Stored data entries
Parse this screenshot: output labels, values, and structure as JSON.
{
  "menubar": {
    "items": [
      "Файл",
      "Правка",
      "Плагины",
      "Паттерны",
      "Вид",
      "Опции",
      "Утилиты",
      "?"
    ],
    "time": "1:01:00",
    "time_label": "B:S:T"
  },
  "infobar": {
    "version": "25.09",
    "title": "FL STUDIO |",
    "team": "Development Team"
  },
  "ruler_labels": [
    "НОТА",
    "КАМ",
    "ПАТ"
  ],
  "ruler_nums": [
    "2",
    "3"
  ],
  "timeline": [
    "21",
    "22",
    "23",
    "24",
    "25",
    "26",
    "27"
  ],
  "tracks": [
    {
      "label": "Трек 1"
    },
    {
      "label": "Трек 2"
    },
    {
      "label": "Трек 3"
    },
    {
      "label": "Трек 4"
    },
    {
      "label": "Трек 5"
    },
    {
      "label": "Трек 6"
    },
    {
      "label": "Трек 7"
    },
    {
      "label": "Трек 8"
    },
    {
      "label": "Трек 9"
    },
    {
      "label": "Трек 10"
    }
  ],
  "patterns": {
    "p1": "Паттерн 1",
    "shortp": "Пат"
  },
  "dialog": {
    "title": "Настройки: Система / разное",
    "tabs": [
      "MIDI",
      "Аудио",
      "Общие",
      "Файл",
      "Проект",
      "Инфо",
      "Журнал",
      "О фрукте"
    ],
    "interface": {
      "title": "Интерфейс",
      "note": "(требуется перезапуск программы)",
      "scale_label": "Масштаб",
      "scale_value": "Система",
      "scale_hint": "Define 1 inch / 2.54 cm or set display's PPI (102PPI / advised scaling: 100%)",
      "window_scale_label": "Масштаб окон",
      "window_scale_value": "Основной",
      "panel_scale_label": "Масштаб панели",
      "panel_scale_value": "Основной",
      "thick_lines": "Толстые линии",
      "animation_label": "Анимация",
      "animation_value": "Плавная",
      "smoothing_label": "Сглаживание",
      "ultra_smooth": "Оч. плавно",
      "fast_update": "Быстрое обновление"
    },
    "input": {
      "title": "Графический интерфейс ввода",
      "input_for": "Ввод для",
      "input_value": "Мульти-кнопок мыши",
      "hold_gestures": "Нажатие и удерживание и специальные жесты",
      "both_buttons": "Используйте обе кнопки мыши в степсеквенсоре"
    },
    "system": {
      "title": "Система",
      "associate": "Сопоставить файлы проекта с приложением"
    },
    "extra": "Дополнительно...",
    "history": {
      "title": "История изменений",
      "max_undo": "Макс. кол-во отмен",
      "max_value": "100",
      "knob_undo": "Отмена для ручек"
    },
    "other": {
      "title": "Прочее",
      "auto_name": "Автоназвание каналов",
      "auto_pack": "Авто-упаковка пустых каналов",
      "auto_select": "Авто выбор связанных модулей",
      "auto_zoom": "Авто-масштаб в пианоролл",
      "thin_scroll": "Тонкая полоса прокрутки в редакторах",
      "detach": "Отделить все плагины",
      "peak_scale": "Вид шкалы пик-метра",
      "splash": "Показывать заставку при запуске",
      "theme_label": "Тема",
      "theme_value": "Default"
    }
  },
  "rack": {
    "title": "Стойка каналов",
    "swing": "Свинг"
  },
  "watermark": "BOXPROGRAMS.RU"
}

## The exercise
Print every record exactly as it was given.

## Written reply
Parse this screenshot: output labels, values, and structure as JSON.
{
  "menubar": {
    "items": [
      "Файл",
      "Правка",
      "Плагины",
      "Паттерны",
      "Вид",
      "Опции",
      "Утилиты",
      "?"
    ],
    "time": "1:01:00",
    "time_label": "B:S:T"
  },
  "infobar": {
    "version": "25.09",
    "title": "FL STUDIO |",
    "team": "Development Team"
  },
  "ruler_labels": [
    "НОТА",
    "КАМ",
    "ПАТ"
  ],
  "ruler_nums": [
    "2",
    "3"
  ],
  "timeline": [
    "21",
    "22",
    "23",
    "24",
    "25",
    "26",
    "27"
  ],
  "tracks": [
    {
      "label": "Трек 1"
    },
    {
      "label": "Трек 2"
    },
    {
      "label": "Трек 3"
    },
    {
      "label": "Трек 4"
    },
    {
      "label": "Трек 5"
    },
    {
      "label": "Трек 6"
    },
    {
      "label": "Трек 7"
    },
    {
      "label": "Трек 8"
    },
    {
      "label": "Трек 9"
    },
    {
      "label": "Трек 10"
    }
  ],
  "patterns": {
    "p1": "Паттерн 1",
    "shortp": "Пат"
  },
  "dialog": {
    "title": "Настройки: Система / разное",
    "tabs": [
      "MIDI",
      "Аудио",
      "Общие",
      "Файл",
      "Проект",
      "Инфо",
      "Журнал",
      "О фрукте"
    ],
    "interface": {
      "title": "Интерфейс",
      "note": "(требуется перезапуск программы)",
      "scale_label": "Масштаб",
      "scale_value": "Система",
      "scale_hint": "Define 1 inch / 2.54 cm or set display's PPI (102PPI / advised scaling: 100%)",
      "window_scale_label": "Масштаб окон",
      "window_scale_value": "Основной",
      "panel_scale_label": "Масштаб панели",
      "panel_scale_value": "Основной",
      "thick_lines": "Толстые линии",
      "animation_label": "Анимация",
      "animation_value": "Плавная",
      "smoothing_label": "Сглаживание",
      "ultra_smooth": "Оч. плавно",
      "fast_update": "Быстрое обновление"
    },
    "input": {
      "title": "Графический интерфейс ввода",
      "input_for": "Ввод для",
      "input_value": "Мульти-кнопок мыши",
      "hold_gestures": "Нажатие и удерживание и специальные жесты",
      "both_buttons": "Используйте обе кнопки мыши в степсеквенсоре"
    },
    "system": {
      "title": "Система",
      "associate": "Сопоставить файлы проекта с приложением"
    },
    "extra": "Дополнительно...",
    "history": {
      "title": "История изменений",
      "max_undo": "Макс. кол-во отмен",
      "max_value": "100",
      "knob_undo": "Отмена для ручек"
    },
    "other": {
      "title": "Прочее",
      "auto_name": "Автоназвание каналов",
      "auto_pack": "Авто-упаковка пустых каналов",
      "auto_select": "Авто выбор связанных модулей",
      "auto_zoom": "Авто-масштаб в пианоролл",
      "thin_scroll": "Тонкая полоса прокрутки в редакторах",
      "detach": "Отделить все плагины",
      "peak_scale": "Вид шкалы пик-метра",
      "splash": "Показывать заставку при запуске",
      "theme_label": "Тема",
      "theme_value": "Default"
    }
  },
  "rack": {
    "title": "Стойка каналов",
    "swing": "Свинг"
  },
  "watermark": "BOXPROGRAMS.RU"
}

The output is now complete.